++++ Record set ++++

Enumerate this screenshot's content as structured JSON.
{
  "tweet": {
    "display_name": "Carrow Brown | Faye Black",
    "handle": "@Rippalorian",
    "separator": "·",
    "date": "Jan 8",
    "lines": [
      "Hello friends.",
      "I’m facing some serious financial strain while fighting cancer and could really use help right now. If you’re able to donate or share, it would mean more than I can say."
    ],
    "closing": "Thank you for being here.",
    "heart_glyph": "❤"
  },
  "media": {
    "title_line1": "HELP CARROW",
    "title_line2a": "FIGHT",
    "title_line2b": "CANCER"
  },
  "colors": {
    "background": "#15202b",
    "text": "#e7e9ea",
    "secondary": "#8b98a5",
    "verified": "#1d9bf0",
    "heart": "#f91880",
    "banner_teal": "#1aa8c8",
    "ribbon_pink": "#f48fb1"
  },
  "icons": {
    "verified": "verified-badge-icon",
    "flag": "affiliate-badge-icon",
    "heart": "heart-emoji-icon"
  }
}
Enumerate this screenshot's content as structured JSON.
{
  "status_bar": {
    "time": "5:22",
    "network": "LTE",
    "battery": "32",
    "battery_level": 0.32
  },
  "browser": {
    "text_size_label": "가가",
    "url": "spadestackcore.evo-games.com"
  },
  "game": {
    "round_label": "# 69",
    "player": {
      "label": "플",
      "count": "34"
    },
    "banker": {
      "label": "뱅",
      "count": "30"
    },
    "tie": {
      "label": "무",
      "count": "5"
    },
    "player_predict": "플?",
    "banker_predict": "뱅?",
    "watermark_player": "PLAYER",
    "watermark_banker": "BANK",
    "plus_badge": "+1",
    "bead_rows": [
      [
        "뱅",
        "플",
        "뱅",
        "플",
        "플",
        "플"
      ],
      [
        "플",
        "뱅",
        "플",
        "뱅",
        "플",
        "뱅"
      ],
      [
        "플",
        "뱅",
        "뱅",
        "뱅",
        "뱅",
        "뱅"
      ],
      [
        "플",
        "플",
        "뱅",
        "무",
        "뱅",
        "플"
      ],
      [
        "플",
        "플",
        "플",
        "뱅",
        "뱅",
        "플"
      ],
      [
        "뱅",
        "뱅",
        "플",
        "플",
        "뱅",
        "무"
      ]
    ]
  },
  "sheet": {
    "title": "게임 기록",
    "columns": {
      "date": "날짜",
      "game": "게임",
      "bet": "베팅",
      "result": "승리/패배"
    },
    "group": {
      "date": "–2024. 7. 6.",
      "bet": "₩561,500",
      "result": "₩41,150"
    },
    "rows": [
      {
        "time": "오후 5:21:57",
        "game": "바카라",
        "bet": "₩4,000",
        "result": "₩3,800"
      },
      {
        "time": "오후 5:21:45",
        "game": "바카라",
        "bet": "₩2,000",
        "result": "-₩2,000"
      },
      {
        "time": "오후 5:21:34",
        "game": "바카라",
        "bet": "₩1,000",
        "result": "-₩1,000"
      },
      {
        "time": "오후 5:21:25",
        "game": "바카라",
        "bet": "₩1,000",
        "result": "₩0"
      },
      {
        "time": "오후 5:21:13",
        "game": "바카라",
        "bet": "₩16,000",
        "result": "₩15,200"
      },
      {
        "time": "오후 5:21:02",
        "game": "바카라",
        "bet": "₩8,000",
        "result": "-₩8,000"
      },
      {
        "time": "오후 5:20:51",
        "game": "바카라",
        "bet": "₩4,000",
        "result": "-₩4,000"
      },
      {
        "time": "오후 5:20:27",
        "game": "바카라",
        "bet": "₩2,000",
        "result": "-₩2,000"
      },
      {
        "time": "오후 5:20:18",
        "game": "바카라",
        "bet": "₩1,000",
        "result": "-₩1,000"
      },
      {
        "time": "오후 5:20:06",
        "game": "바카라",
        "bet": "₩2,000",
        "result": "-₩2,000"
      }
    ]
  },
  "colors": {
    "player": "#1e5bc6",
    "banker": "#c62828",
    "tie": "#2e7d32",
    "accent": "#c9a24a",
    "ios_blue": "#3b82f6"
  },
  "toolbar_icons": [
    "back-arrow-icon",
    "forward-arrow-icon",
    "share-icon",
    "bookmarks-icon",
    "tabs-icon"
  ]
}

++++

• **Request**
Output the whole listing above again, word for word.

• **Written answer**
Enumerate this screenshot's content as structured JSON.
{
  "tweet": {
    "display_name": "Carrow Brown | Faye Black",
    "handle": "@Rippalorian",
    "separator": "·",
    "date": "Jan 8",
    "lines": [
      "Hello friends.",
      "I’m facing some serious financial strain while fighting cancer and could really use help right now. If you’re able to donate or share, it would mean more than I can say."
    ],
    "closing": "Thank you for being here.",
    "heart_glyph": "❤"
  },
  "media": {
    "title_line1": "HELP CARROW",
    "title_line2a": "FIGHT",
    "title_line2b": "CANCER"
  },
  "colors": {
    "background": "#15202b",
    "text": "#e7e9ea",
    "secondary": "#8b98a5",
    "verified": "#1d9bf0",
    "heart": "#f91880",
    "banner_teal": "#1aa8c8",
    "ribbon_pink": "#f48fb1"
  },
  "icons": {
    "verified": "verified-badge-icon",
    "flag": "affiliate-badge-icon",
    "heart": "heart-emoji-icon"
  }
}
Enumerate this screenshot's content as structured JSON.
{
  "status_bar": {
    "time": "5:22",
    "network": "LTE",
    "battery": "32",
    "battery_level": 0.32
  },
  "browser": {
    "text_size_label": "가가",
    "url": "spadestackcore.evo-games.com"
  },
  "game": {
    "round_label": "# 69",
    "player": {
      "label": "플",
      "count": "34"
    },
    "banker": {
      "label": "뱅",
      "count": "30"
    },
    "tie": {
      "label": "무",
      "count": "5"
    },
    "player_predict": "플?",
    "banker_predict": "뱅?",
    "watermark_player": "PLAYER",
    "watermark_banker": "BANK",
    "plus_badge": "+1",
    "bead_rows": [
      [
        "뱅",
        "플",
        "뱅",
        "플",
        "플",
        "플"
      ],
      [
        "플",
        "뱅",
        "플",
        "뱅",
        "플",
        "뱅"
      ],
      [
        "플",
        "뱅",
        "뱅",
        "뱅",
        "뱅",
        "뱅"
      ],
      [
        "플",
        "플",
        "뱅",
        "무",
        "뱅",
        "플"
      ],
      [
        "플",
        "플",
        "플",
        "뱅",
        "뱅",
        "플"
      ],
      [
        "뱅",
        "뱅",
        "플",
        "플",
        "뱅",
        "무"
      ]
    ]
  },
  "sheet": {
    "title": "게임 기록",
    "columns": {
      "date": "날짜",
      "game": "게임",
      "bet": "베팅",
      "result": "승리/패배"
    },
    "group": {
      "date": "–2024. 7. 6.",
      "bet": "₩561,500",
      "result": "₩41,150"
    },
    "rows": [
      {
        "time": "오후 5:21:57",
        "game": "바카라",
        "bet": "₩4,000",
        "result": "₩3,800"
      },
      {
        "time": "오후 5:21:45",
        "game": "바카라",
        "bet": "₩2,000",
        "result": "-₩2,000"
      },
      {
        "time": "오후 5:21:34",
        "game": "바카라",
        "bet": "₩1,000",
        "result": "-₩1,000"
      },
      {
        "time": "오후 5:21:25",
        "game": "바카라",
        "bet": "₩1,000",
        "result": "₩0"
      },
      {
        "time": "오후 5:21:13",
        "game": "바카라",
        "bet": "₩16,000",
        "result": "₩15,200"
      },
      {
        "time": "오후 5:21:02",
        "game": "바카라",
        "bet": "₩8,000",
        "result": "-₩8,000"
      },
      {
        "time": "오후 5:20:51",
        "game": "바카라",
        "bet": "₩4,000",
        "result": "-₩4,000"
      },
      {
        "time": "오후 5:20:27",
        "game": "바카라",
        "bet": "₩2,000",
        "result": "-₩2,000"
      },
      {
        "time": "오후 5:20:18",
        "game": "바카라",
        "bet": "₩1,000",
        "result": "-₩1,000"
      },
      {
        "time": "오후 5:20:06",
        "game": "바카라",
        "bet": "₩2,000",
        "result": "-₩2,000"
      }
    ]
  },
  "colors": {
    "player": "#1e5bc6",
    "banker": "#c62828",
    "tie": "#2e7d32",
    "accent": "#c9a24a",
    "ios_blue": "#3b82f6"
  },
  "toolbar_icons": [
    "back-arrow-icon",
    "forward-arrow-icon",
    "share-icon",
    "bookmarks-icon",
    "tabs-icon"
  ]
}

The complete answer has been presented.